- What is expected
Each line that holds the word "jest" counts once; report the total and nothing else.

- Raw data
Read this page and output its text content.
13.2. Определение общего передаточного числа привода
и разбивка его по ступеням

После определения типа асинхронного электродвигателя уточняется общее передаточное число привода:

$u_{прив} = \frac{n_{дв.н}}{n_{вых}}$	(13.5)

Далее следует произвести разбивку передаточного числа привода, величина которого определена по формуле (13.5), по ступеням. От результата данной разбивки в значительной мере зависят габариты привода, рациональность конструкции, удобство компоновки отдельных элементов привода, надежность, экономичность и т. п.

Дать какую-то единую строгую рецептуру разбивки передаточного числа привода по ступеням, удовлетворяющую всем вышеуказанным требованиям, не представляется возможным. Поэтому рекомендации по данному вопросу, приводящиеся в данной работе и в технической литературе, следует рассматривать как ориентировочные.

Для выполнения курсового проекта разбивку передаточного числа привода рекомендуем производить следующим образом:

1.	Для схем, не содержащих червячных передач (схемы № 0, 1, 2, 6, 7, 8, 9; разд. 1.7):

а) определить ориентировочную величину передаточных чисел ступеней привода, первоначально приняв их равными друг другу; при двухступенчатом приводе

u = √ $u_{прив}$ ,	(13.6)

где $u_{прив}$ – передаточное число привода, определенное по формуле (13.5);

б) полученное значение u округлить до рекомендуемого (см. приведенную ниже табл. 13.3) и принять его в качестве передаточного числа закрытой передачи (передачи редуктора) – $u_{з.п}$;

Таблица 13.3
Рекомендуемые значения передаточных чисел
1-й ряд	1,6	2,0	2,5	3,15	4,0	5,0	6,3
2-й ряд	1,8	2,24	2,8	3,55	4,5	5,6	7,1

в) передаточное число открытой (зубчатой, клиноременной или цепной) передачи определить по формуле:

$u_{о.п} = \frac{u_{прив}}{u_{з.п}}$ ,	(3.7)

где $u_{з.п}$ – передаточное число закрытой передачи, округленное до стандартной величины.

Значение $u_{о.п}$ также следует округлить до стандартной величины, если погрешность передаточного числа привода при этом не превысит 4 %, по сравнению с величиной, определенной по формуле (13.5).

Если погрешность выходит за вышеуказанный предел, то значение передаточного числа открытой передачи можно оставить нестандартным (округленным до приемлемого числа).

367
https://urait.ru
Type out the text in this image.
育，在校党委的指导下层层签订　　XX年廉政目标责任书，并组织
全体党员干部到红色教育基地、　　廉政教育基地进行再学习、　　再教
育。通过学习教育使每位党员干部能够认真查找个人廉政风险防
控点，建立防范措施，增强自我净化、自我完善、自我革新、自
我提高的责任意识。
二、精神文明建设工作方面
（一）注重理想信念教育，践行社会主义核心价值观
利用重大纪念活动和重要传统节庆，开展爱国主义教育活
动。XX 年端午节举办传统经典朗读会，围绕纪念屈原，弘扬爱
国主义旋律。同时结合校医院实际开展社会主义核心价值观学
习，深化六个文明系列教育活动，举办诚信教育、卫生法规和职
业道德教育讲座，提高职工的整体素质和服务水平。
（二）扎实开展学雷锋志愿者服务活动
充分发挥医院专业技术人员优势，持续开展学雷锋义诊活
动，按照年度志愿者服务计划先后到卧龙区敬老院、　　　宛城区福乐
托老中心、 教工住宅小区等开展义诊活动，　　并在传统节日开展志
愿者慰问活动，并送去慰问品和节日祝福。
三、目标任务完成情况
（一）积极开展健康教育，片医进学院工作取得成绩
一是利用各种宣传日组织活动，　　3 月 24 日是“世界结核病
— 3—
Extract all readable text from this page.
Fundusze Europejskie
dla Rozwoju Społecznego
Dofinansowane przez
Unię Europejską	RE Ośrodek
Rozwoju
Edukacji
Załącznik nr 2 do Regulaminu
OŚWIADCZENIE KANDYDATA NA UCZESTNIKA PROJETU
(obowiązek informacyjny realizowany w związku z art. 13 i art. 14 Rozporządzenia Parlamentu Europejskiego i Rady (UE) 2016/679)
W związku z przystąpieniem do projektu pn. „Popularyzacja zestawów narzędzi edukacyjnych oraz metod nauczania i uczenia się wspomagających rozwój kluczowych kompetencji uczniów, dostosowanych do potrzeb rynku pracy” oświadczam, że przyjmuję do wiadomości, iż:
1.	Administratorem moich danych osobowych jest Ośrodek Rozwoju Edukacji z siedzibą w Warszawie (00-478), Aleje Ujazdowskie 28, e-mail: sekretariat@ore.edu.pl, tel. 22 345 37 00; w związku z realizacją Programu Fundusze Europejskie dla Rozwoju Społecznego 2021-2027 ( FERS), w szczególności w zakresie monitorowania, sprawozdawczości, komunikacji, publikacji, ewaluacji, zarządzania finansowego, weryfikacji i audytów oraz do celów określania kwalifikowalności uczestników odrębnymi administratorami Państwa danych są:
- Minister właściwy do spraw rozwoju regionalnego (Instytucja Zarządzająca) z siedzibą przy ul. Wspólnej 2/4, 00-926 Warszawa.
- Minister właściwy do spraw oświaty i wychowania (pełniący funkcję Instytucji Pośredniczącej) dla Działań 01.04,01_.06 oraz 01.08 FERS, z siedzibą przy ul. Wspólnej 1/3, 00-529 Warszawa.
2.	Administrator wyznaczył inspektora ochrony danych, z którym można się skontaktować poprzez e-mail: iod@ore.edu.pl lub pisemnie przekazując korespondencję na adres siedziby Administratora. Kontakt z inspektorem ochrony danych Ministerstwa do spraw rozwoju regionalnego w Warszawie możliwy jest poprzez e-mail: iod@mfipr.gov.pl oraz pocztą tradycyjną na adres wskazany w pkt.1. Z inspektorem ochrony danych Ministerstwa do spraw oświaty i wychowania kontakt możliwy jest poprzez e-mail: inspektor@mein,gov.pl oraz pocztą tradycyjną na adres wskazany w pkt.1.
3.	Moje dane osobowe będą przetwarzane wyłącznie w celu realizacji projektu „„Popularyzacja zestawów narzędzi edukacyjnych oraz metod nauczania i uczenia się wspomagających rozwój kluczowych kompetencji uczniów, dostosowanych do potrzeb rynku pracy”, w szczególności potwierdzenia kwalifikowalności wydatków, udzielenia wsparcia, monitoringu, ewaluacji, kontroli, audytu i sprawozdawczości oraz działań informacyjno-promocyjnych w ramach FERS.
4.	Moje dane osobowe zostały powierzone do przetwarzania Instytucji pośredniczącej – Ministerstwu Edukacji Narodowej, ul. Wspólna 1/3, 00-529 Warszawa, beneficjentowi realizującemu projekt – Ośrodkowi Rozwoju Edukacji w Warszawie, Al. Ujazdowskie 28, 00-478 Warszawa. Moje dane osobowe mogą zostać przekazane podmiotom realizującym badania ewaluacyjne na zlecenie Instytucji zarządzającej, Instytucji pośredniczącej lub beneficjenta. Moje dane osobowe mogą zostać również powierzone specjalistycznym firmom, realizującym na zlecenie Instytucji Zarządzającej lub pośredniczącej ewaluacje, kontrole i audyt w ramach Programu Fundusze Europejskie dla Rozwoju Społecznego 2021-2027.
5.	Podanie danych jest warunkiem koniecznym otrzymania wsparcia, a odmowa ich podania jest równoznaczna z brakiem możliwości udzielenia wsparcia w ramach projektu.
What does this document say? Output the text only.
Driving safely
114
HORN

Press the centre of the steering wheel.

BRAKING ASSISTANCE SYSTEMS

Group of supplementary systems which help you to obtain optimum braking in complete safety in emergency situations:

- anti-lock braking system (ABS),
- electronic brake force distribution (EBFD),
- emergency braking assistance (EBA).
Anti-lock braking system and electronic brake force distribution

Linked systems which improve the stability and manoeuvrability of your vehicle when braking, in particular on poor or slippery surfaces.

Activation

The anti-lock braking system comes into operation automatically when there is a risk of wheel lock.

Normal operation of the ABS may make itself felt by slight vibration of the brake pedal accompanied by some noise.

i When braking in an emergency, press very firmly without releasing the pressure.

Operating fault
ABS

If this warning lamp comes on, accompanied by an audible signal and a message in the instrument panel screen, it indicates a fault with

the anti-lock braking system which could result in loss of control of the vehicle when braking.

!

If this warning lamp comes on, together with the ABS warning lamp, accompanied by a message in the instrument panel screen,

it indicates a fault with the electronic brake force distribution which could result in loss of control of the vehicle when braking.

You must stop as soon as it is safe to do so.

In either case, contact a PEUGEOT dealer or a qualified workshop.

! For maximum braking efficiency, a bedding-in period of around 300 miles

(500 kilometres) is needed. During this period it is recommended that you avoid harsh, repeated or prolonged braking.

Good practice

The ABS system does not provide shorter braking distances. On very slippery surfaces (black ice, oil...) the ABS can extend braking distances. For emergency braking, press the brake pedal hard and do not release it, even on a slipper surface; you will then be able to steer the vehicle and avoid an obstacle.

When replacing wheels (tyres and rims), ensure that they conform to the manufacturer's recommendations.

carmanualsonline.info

- Solution to the problem
3